Task inputs.

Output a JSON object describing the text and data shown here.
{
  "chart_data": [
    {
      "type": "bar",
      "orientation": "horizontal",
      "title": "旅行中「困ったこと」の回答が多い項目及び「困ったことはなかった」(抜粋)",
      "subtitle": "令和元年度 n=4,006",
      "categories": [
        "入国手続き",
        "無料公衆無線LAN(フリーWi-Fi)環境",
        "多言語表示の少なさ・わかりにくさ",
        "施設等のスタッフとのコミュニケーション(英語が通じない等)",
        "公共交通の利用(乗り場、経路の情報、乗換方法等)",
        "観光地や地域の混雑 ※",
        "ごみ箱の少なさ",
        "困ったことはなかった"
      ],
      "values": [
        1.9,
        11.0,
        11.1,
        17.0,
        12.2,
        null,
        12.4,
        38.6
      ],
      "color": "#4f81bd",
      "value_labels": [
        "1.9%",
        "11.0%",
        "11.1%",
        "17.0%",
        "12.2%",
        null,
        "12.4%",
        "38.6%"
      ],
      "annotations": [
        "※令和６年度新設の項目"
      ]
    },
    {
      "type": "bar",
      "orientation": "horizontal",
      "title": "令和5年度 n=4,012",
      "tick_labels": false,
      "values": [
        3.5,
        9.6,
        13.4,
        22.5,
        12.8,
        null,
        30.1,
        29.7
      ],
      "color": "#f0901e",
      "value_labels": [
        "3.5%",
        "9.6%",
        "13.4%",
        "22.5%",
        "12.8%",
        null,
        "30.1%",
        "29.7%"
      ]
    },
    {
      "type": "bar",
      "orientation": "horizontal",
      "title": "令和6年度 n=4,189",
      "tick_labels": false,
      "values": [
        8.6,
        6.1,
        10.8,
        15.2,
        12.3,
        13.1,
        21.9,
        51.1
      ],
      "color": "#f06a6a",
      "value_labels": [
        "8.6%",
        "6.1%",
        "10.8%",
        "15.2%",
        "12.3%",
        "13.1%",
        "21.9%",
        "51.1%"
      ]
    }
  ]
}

Work to be completed.
Retype the whole listing above exactly.

Answer in full.
Output a JSON object describing the text and data shown here.
{
  "chart_data": [
    {
      "type": "bar",
      "orientation": "horizontal",
      "title": "旅行中「困ったこと」の回答が多い項目及び「困ったことはなかった」(抜粋)",
      "subtitle": "令和元年度 n=4,006",
      "categories": [
        "入国手続き",
        "無料公衆無線LAN(フリーWi-Fi)環境",
        "多言語表示の少なさ・わかりにくさ",
        "施設等のスタッフとのコミュニケーション(英語が通じない等)",
        "公共交通の利用(乗り場、経路の情報、乗換方法等)",
        "観光地や地域の混雑 ※",
        "ごみ箱の少なさ",
        "困ったことはなかった"
      ],
      "values": [
        1.9,
        11.0,
        11.1,
        17.0,
        12.2,
        null,
        12.4,
        38.6
      ],
      "color": "#4f81bd",
      "value_labels": [
        "1.9%",
        "11.0%",
        "11.1%",
        "17.0%",
        "12.2%",
        null,
        "12.4%",
        "38.6%"
      ],
      "annotations": [
        "※令和６年度新設の項目"
      ]
    },
    {
      "type": "bar",
      "orientation": "horizontal",
      "title": "令和5年度 n=4,012",
      "tick_labels": false,
      "values": [
        3.5,
        9.6,
        13.4,
        22.5,
        12.8,
        null,
        30.1,
        29.7
      ],
      "color": "#f0901e",
      "value_labels": [
        "3.5%",
        "9.6%",
        "13.4%",
        "22.5%",
        "12.8%",
        null,
        "30.1%",
        "29.7%"
      ]
    },
    {
      "type": "bar",
      "orientation": "horizontal",
      "title": "令和6年度 n=4,189",
      "tick_labels": false,
      "values": [
        8.6,
        6.1,
        10.8,
        15.2,
        12.3,
        13.1,
        21.9,
        51.1
      ],
      "color": "#f06a6a",
      "value_labels": [
        "8.6%",
        "6.1%",
        "10.8%",
        "15.2%",
        "12.3%",
        "13.1%",
        "21.9%",
        "51.1%"
      ]
    }
  ]
}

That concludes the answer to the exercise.